• _Input_
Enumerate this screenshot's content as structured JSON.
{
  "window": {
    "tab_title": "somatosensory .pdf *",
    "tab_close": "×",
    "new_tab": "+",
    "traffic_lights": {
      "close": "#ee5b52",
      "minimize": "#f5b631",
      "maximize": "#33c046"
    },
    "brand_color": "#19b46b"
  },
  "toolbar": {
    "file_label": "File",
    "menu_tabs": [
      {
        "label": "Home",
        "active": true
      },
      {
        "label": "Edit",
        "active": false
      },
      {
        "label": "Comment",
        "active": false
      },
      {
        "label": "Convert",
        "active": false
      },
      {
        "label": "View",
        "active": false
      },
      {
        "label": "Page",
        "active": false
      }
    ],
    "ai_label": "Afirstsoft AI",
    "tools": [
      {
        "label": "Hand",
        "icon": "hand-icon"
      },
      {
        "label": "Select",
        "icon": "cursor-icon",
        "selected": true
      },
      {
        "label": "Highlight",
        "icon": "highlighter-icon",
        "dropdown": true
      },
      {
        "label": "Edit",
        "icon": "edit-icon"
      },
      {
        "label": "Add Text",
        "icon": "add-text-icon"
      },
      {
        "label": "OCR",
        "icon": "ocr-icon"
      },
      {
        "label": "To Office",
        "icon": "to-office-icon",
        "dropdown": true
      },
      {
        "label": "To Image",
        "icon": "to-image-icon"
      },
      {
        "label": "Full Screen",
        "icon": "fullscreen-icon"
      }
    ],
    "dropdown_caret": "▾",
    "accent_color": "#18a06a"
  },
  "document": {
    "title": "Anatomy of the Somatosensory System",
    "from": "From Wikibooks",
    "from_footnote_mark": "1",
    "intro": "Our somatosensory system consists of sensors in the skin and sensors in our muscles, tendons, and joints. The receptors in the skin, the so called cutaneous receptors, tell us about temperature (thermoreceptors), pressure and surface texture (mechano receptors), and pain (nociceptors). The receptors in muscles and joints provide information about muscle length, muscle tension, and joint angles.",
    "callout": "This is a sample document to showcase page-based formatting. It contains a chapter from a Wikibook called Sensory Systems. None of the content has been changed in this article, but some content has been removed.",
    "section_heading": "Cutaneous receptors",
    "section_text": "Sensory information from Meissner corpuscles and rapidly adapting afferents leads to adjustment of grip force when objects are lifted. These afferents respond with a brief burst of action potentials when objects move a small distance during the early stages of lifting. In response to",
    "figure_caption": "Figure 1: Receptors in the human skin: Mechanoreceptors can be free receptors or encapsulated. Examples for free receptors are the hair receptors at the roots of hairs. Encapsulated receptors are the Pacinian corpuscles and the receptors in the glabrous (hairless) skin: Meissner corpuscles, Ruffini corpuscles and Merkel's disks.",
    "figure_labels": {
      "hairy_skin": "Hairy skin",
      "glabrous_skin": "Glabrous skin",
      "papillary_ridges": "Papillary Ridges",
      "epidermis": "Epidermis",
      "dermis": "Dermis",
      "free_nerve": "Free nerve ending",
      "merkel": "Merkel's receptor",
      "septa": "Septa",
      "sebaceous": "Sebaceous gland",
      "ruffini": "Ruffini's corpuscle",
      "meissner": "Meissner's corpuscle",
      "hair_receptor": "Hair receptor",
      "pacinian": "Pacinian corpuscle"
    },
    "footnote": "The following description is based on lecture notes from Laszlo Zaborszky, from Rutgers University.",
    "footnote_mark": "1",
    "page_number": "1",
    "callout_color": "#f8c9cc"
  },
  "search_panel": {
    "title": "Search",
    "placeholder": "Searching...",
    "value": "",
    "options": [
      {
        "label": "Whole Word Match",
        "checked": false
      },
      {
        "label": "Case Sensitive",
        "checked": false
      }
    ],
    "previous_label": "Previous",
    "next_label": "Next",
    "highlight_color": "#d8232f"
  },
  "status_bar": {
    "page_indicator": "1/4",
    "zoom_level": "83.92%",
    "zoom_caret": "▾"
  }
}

• _Stated task_
Exactly reproduce every line of the data above.

• _Completed exercise_
Enumerate this screenshot's content as structured JSON.
{
  "window": {
    "tab_title": "somatosensory .pdf *",
    "tab_close": "×",
    "new_tab": "+",
    "traffic_lights": {
      "close": "#ee5b52",
      "minimize": "#f5b631",
      "maximize": "#33c046"
    },
    "brand_color": "#19b46b"
  },
  "toolbar": {
    "file_label": "File",
    "menu_tabs": [
      {
        "label": "Home",
        "active": true
      },
      {
        "label": "Edit",
        "active": false
      },
      {
        "label": "Comment",
        "active": false
      },
      {
        "label": "Convert",
        "active": false
      },
      {
        "label": "View",
        "active": false
      },
      {
        "label": "Page",
        "active": false
      }
    ],
    "ai_label": "Afirstsoft AI",
    "tools": [
      {
        "label": "Hand",
        "icon": "hand-icon"
      },
      {
        "label": "Select",
        "icon": "cursor-icon",
        "selected": true
      },
      {
        "label": "Highlight",
        "icon": "highlighter-icon",
        "dropdown": true
      },
      {
        "label": "Edit",
        "icon": "edit-icon"
      },
      {
        "label": "Add Text",
        "icon": "add-text-icon"
      },
      {
        "label": "OCR",
        "icon": "ocr-icon"
      },
      {
        "label": "To Office",
        "icon": "to-office-icon",
        "dropdown": true
      },
      {
        "label": "To Image",
        "icon": "to-image-icon"
      },
      {
        "label": "Full Screen",
        "icon": "fullscreen-icon"
      }
    ],
    "dropdown_caret": "▾",
    "accent_color": "#18a06a"
  },
  "document": {
    "title": "Anatomy of the Somatosensory System",
    "from": "From Wikibooks",
    "from_footnote_mark": "1",
    "intro": "Our somatosensory system consists of sensors in the skin and sensors in our muscles, tendons, and joints. The receptors in the skin, the so called cutaneous receptors, tell us about temperature (thermoreceptors), pressure and surface texture (mechano receptors), and pain (nociceptors). The receptors in muscles and joints provide information about muscle length, muscle tension, and joint angles.",
    "callout": "This is a sample document to showcase page-based formatting. It contains a chapter from a Wikibook called Sensory Systems. None of the content has been changed in this article, but some content has been removed.",
    "section_heading": "Cutaneous receptors",
    "section_text": "Sensory information from Meissner corpuscles and rapidly adapting afferents leads to adjustment of grip force when objects are lifted. These afferents respond with a brief burst of action potentials when objects move a small distance during the early stages of lifting. In response to",
    "figure_caption": "Figure 1: Receptors in the human skin: Mechanoreceptors can be free receptors or encapsulated. Examples for free receptors are the hair receptors at the roots of hairs. Encapsulated receptors are the Pacinian corpuscles and the receptors in the glabrous (hairless) skin: Meissner corpuscles, Ruffini corpuscles and Merkel's disks.",
    "figure_labels": {
      "hairy_skin": "Hairy skin",
      "glabrous_skin": "Glabrous skin",
      "papillary_ridges": "Papillary Ridges",
      "epidermis": "Epidermis",
      "dermis": "Dermis",
      "free_nerve": "Free nerve ending",
      "merkel": "Merkel's receptor",
      "septa": "Septa",
      "sebaceous": "Sebaceous gland",
      "ruffini": "Ruffini's corpuscle",
      "meissner": "Meissner's corpuscle",
      "hair_receptor": "Hair receptor",
      "pacinian": "Pacinian corpuscle"
    },
    "footnote": "The following description is based on lecture notes from Laszlo Zaborszky, from Rutgers University.",
    "footnote_mark": "1",
    "page_number": "1",
    "callout_color": "#f8c9cc"
  },
  "search_panel": {
    "title": "Search",
    "placeholder": "Searching...",
    "value": "",
    "options": [
      {
        "label": "Whole Word Match",
        "checked": false
      },
      {
        "label": "Case Sensitive",
        "checked": false
      }
    ],
    "previous_label": "Previous",
    "next_label": "Next",
    "highlight_color": "#d8232f"
  },
  "status_bar": {
    "page_indicator": "1/4",
    "zoom_level": "83.92%",
    "zoom_caret": "▾"
  }
}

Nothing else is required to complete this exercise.